** START Input **
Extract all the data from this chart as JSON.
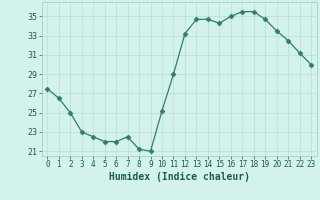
{
  "x": [
    0,
    1,
    2,
    3,
    4,
    5,
    6,
    7,
    8,
    9,
    10,
    11,
    12,
    13,
    14,
    15,
    16,
    17,
    18,
    19,
    20,
    21,
    22,
    23
  ],
  "y": [
    27.5,
    26.5,
    25.0,
    23.0,
    22.5,
    22.0,
    22.0,
    22.5,
    21.2,
    21.0,
    25.2,
    29.0,
    33.2,
    34.7,
    34.7,
    34.3,
    35.0,
    35.5,
    35.5,
    34.7,
    33.5,
    32.5,
    31.2,
    30.0
  ],
  "xlabel": "Humidex (Indice chaleur)",
  "xlim": [
    -0.5,
    23.5
  ],
  "ylim": [
    20.5,
    36.5
  ],
  "yticks": [
    21,
    23,
    25,
    27,
    29,
    31,
    33,
    35
  ],
  "xticks": [
    0,
    1,
    2,
    3,
    4,
    5,
    6,
    7,
    8,
    9,
    10,
    11,
    12,
    13,
    14,
    15,
    16,
    17,
    18,
    19,
    20,
    21,
    22,
    23
  ],
  "line_color": "#2e7d6e",
  "marker": "D",
  "marker_size": 2.5,
  "bg_color": "#d4f2ec",
  "grid_color": "#b8ddd7",
  "axis_fontsize": 7,
  "tick_fontsize": 6
}
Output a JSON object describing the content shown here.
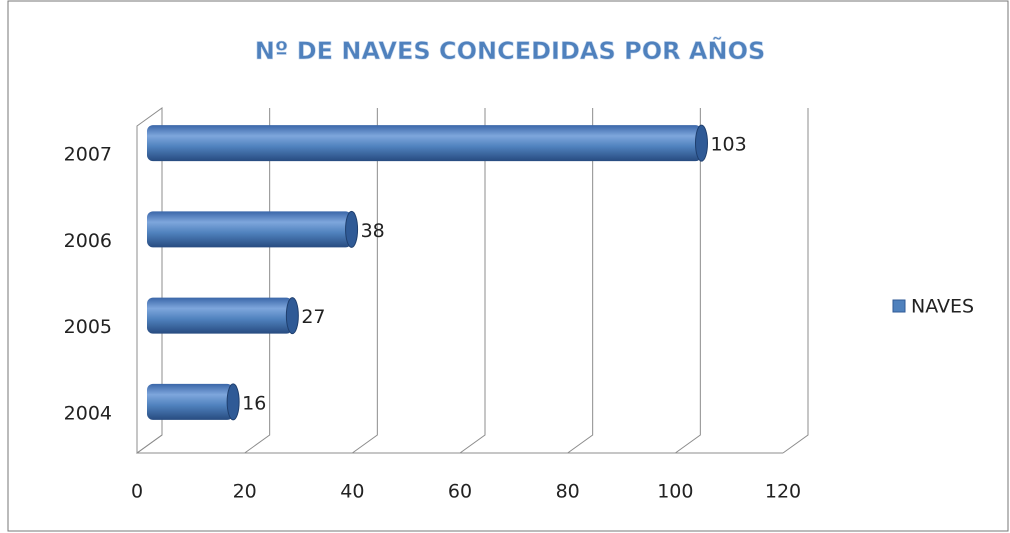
{
  "chart_data": {
    "type": "bar",
    "orientation": "horizontal",
    "title": "Nº DE NAVES CONCEDIDAS POR AÑOS",
    "categories": [
      "2004",
      "2005",
      "2006",
      "2007"
    ],
    "series": [
      {
        "name": "NAVES",
        "color": "#4f81bd",
        "values": [
          16,
          27,
          38,
          103
        ]
      }
    ],
    "xlim": [
      0,
      120
    ],
    "xticks": [
      0,
      20,
      40,
      60,
      80,
      100,
      120
    ],
    "grid": true,
    "legend": "right"
  }
}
** END Input **
Will you restate every entry word for word and omit the images?

Extract all the data from this chart as JSON.
{
  "x": [
    0,
    1,
    2,
    3,
    4,
    5,
    6,
    7,
    8,
    9,
    10,
    11,
    12,
    13,
    14,
    15,
    16,
    17,
    18,
    19,
    20,
    21,
    22,
    23
  ],
  "y": [
    27.5,
    26.5,
    25.0,
    23.0,
    22.5,
    22.0,
    22.0,
    22.5,
    21.2,
    21.0,
    25.2,
    29.0,
    33.2,
    34.7,
    34.7,
    34.3,
    35.0,
    35.5,
    35.5,
    34.7,
    33.5,
    32.5,
    31.2,
    30.0
  ],
  "xlabel": "Humidex (Indice chaleur)",
  "xlim": [
    -0.5,
    23.5
  ],
  "ylim": [
    20.5,
    36.5
  ],
  "yticks": [
    21,
    23,
    25,
    27,
    29,
    31,
    33,
    35
  ],
  "xticks": [
    0,
    1,
    2,
    3,
    4,
    5,
    6,
    7,
    8,
    9,
    10,
    11,
    12,
    13,
    14,
    15,
    16,
    17,
    18,
    19,
    20,
    21,
    22,
    23
  ],
  "line_color": "#2e7d6e",
  "marker": "D",
  "marker_size": 2.5,
  "bg_color": "#d4f2ec",
  "grid_color": "#b8ddd7",
  "axis_fontsize": 7,
  "tick_fontsize": 6
}
Output a JSON object describing the content shown here.
{
  "chart_data": {
    "type": "bar",
    "orientation": "horizontal",
    "title": "Nº DE NAVES CONCEDIDAS POR AÑOS",
    "categories": [
      "2004",
      "2005",
      "2006",
      "2007"
    ],
    "series": [
      {
        "name": "NAVES",
        "color": "#4f81bd",
        "values": [
          16,
          27,
          38,
          103
        ]
      }
    ],
    "xlim": [
      0,
      120
    ],
    "xticks": [
      0,
      20,
      40,
      60,
      80,
      100,
      120
    ],
    "grid": true,
    "legend": "right"
  }
}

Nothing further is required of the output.